Set task 1
From the Dafny lemma question below, extract the passage that starts with the words containing "I would like" and ends with "if or something?", copying it character for character.

Document segment
*-*-*

I would like to prove this "trivial" lemma in Dafny. A non-empty even sequence, is the concatenation of it's two halves:
lemma sequence_division(sequ:seq<int>)
requires sequ != []
requires even(|sequ|)
ensures sequ[0..|sequ|] == sequ[0..(|sequ|/2)]+sequ[|sequ|/2+1..|sequ|]
//{}
The problem is I am not used to prove inductive lemmas without the typical datatypes (using match...case...). Do I have to use if or something?
I tried:
lemma sequence_division(sequ:seq<int>)
requires sequ != []
requires even(|sequ|)
ensures sequ[0..|sequ|] == sequ[0..(|sequ|/2)]+sequ[|sequ|/2+1..|sequ|]
{
if |sequ| == 2 { assert sequ[0..|sequ|] == sequ[0..(|sequ|/2)]+sequ[|sequ|/2+1..|sequ|]; }
//if |sequ| == 2 { assert sequ[0..2] == sequ[0..1]+sequ[1..2];}
}
And it marks it an assertion violation (so the if syntax seems to work), so probably I am expressing something bad. This is the last step of a full proof I am doing so this is last possibility is important.

*-*-*

Data for the task
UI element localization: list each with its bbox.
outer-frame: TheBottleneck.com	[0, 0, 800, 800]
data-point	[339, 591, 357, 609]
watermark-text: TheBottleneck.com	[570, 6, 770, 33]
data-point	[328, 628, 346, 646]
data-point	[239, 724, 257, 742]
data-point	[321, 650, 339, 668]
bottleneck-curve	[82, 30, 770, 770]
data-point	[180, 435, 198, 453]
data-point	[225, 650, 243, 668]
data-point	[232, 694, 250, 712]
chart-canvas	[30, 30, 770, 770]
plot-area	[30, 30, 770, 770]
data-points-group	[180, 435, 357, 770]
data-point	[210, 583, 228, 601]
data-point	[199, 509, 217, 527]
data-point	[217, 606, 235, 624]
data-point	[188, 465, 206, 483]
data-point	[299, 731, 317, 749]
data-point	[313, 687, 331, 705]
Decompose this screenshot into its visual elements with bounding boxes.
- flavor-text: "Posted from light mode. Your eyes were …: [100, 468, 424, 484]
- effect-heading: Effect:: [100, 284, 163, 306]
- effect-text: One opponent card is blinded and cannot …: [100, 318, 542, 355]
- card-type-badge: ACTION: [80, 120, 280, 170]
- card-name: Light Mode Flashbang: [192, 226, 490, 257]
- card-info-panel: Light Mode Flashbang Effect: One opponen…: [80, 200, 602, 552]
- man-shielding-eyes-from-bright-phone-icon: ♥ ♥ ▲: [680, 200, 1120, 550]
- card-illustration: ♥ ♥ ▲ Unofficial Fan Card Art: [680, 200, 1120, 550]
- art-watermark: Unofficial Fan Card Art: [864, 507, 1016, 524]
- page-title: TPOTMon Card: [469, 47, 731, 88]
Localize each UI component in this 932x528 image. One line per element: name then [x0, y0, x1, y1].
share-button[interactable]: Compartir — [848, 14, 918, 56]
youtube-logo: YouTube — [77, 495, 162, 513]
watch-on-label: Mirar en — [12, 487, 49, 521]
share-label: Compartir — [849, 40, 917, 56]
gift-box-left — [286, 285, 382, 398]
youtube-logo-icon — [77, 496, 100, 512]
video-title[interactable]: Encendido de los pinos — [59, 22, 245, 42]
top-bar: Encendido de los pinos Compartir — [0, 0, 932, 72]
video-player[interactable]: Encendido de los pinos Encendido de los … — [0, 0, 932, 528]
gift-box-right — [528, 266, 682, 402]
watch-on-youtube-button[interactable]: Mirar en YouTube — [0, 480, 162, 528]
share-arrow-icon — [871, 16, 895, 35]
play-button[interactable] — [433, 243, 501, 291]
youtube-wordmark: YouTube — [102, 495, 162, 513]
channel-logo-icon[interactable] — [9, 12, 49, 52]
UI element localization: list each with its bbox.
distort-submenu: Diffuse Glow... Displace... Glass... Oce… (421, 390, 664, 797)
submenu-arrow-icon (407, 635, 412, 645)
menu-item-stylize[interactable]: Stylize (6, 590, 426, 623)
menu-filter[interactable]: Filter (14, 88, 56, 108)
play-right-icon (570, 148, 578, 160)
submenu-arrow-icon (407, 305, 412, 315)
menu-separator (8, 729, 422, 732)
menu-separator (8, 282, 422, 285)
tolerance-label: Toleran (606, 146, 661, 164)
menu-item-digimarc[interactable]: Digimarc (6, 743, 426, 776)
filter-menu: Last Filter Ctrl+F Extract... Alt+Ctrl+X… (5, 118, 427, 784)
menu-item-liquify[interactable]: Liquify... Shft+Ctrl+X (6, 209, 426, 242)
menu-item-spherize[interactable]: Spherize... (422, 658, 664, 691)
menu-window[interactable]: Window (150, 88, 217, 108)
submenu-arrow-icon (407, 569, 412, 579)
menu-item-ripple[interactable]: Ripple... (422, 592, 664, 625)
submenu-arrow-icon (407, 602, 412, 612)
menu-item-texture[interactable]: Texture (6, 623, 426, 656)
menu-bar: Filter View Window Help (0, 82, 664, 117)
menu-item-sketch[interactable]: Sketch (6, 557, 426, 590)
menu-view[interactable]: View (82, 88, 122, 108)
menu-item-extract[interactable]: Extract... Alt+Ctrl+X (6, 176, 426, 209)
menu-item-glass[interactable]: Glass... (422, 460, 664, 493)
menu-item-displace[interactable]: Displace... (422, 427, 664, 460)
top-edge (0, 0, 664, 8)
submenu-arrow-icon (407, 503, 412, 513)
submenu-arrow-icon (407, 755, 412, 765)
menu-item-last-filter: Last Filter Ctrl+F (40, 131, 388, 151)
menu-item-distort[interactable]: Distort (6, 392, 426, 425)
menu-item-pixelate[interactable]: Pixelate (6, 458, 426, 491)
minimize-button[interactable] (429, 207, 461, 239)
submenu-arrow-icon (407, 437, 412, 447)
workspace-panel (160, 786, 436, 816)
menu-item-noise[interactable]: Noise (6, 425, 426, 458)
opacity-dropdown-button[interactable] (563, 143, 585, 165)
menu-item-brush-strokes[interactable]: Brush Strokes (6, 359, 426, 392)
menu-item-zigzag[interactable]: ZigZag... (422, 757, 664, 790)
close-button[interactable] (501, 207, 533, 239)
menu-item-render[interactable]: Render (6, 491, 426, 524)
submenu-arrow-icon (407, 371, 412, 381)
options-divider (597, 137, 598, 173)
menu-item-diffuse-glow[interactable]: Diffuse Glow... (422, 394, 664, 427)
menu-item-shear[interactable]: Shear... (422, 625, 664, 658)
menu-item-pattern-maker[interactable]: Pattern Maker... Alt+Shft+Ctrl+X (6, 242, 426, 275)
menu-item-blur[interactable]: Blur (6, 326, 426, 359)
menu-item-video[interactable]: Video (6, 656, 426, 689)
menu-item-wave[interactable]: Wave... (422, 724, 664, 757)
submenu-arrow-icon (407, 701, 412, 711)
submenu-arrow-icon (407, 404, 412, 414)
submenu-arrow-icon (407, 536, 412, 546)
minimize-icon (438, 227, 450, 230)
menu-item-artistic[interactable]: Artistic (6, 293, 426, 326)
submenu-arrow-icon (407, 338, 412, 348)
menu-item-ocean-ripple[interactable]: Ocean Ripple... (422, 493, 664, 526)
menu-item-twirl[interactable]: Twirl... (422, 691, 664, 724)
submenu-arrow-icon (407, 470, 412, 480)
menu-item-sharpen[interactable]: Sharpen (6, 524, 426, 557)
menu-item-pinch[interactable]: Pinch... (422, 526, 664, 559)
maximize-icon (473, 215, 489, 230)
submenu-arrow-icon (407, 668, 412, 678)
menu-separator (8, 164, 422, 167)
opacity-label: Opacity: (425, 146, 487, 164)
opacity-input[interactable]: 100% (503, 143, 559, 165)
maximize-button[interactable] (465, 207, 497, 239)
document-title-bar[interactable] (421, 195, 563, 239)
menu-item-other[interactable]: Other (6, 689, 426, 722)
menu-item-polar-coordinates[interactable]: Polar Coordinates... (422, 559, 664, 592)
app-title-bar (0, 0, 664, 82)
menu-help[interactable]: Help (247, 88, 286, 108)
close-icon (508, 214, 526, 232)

*-*-*

Set task 2
Pick out every line of the entries above that contains the string "Displace", matching case exactly, and copy each one unchanged.

Finished answer 1
I would like to prove this "trivial" lemma in Dafny. A non-empty even sequence, is the concatenation of it's two halves:
lemma sequence_division(sequ:seq<int>)
requires sequ != []
requires even(|sequ|)
ensures sequ[0..|sequ|] == sequ[0..(|sequ|/2)]+sequ[|sequ|/2+1..|sequ|]
//{}
The problem is I am not used to prove inductive lemmas without the typical datatypes (using match...case...). Do I have to use if or something?

Finished answer 2
distort-submenu: Diffuse Glow... Displace... Glass... Oce… (421, 390, 664, 797)
menu-item-displace[interactable]: Displace... (422, 427, 664, 460)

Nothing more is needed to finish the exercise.